**WHAT YOU WILL DO**
Take every line where the string "contributo" appears and copy it.

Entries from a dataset

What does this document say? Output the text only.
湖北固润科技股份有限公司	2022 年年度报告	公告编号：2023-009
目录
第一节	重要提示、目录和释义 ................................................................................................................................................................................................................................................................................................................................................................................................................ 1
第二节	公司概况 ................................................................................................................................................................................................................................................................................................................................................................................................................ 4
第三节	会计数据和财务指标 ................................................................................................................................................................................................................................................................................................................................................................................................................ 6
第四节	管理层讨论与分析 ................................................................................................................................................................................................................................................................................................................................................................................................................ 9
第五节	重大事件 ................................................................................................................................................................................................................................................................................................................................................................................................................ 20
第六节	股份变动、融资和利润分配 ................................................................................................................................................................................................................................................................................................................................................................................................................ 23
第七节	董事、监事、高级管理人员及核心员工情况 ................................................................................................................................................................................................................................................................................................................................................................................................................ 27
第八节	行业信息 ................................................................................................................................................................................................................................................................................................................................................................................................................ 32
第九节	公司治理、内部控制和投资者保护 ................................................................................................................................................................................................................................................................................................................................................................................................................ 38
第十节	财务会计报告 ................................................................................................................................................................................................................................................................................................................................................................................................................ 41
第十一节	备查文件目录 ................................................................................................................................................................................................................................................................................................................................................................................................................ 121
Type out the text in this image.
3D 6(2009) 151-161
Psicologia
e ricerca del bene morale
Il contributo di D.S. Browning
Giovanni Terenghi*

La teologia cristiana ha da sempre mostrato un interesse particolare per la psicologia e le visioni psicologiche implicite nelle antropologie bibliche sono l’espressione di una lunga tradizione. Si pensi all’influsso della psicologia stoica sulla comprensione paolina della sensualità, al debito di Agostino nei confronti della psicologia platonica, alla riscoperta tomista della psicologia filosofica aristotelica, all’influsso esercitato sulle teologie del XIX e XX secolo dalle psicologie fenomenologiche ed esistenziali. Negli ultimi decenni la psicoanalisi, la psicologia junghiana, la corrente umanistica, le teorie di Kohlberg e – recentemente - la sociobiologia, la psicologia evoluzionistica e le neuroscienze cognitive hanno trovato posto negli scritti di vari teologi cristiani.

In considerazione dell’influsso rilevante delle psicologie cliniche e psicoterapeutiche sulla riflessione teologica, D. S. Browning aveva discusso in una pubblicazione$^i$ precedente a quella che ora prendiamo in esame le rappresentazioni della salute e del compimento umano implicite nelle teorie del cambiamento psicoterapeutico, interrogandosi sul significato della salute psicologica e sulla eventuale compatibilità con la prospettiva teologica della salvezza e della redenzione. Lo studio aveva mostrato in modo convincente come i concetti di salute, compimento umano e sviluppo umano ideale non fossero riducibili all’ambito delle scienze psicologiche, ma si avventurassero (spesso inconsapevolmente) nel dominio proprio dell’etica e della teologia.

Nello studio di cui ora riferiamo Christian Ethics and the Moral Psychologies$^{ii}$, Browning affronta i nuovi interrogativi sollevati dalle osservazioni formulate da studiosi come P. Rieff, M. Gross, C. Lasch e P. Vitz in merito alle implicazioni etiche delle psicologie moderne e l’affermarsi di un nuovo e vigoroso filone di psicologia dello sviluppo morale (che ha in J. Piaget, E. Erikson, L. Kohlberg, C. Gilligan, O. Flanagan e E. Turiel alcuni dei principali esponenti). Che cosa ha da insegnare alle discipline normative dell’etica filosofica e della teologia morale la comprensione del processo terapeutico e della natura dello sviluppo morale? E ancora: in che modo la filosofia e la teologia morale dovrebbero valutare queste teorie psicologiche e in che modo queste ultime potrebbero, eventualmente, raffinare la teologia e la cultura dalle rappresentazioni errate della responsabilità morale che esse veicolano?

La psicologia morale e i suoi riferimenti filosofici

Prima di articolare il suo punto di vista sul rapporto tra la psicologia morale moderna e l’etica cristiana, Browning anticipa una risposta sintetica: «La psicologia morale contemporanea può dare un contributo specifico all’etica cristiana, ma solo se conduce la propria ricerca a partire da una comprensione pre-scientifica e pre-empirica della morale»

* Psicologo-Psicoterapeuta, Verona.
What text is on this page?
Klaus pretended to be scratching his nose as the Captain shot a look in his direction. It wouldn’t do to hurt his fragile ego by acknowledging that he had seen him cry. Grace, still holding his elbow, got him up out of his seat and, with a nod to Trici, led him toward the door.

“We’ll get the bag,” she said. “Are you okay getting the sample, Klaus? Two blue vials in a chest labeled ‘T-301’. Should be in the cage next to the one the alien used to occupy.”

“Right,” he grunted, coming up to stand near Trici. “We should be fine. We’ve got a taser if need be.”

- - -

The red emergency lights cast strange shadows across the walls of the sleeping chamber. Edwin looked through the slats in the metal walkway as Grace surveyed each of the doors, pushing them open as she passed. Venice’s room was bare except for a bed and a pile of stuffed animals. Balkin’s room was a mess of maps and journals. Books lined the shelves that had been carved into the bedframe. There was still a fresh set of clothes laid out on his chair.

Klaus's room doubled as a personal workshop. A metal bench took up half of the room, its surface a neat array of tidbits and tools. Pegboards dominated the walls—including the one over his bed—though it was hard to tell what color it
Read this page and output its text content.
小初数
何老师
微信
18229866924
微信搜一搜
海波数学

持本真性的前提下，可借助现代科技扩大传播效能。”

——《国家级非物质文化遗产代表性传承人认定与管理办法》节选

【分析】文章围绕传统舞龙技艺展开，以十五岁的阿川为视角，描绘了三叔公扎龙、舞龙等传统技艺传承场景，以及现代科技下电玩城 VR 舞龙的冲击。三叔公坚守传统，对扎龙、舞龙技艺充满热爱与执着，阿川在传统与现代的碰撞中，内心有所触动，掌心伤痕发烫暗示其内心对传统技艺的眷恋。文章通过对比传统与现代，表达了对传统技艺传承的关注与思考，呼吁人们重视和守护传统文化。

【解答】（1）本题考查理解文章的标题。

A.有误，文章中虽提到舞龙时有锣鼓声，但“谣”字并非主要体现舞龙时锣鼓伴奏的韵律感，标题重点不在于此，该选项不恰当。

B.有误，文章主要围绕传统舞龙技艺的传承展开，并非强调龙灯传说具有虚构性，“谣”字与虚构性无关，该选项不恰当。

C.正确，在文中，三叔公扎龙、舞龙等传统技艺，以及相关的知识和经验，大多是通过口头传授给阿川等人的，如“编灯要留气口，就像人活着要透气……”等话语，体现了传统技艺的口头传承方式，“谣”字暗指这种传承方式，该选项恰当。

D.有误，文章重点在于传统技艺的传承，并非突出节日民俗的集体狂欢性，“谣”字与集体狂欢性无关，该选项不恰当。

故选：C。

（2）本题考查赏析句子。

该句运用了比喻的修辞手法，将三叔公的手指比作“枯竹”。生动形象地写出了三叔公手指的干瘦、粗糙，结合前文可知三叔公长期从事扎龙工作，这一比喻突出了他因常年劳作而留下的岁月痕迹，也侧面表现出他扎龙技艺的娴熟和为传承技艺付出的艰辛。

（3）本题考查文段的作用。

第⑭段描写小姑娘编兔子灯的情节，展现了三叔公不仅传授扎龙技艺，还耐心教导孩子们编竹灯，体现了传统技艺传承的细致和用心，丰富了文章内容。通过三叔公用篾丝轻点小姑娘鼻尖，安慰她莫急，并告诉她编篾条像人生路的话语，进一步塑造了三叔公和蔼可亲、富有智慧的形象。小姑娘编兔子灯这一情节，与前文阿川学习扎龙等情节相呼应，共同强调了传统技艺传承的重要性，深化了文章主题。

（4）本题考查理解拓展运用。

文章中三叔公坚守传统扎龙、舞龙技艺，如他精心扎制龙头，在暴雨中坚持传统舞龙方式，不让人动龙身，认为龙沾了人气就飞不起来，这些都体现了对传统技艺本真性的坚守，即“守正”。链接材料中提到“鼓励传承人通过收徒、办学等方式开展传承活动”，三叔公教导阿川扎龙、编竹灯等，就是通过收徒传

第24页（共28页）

**EXPECTED ANSWER**
Il contributo di D.S. Browning
Prima di articolare il suo punto di vista sul rapporto tra la psicologia morale moderna e l’etica cristiana, Browning anticipa una risposta sintetica: «La psicologia morale contemporanea può dare un contributo specifico all’etica cristiana, ma solo se conduce la propria ricerca a partire da una comprensione pre-scientifica e pre-empirica della morale»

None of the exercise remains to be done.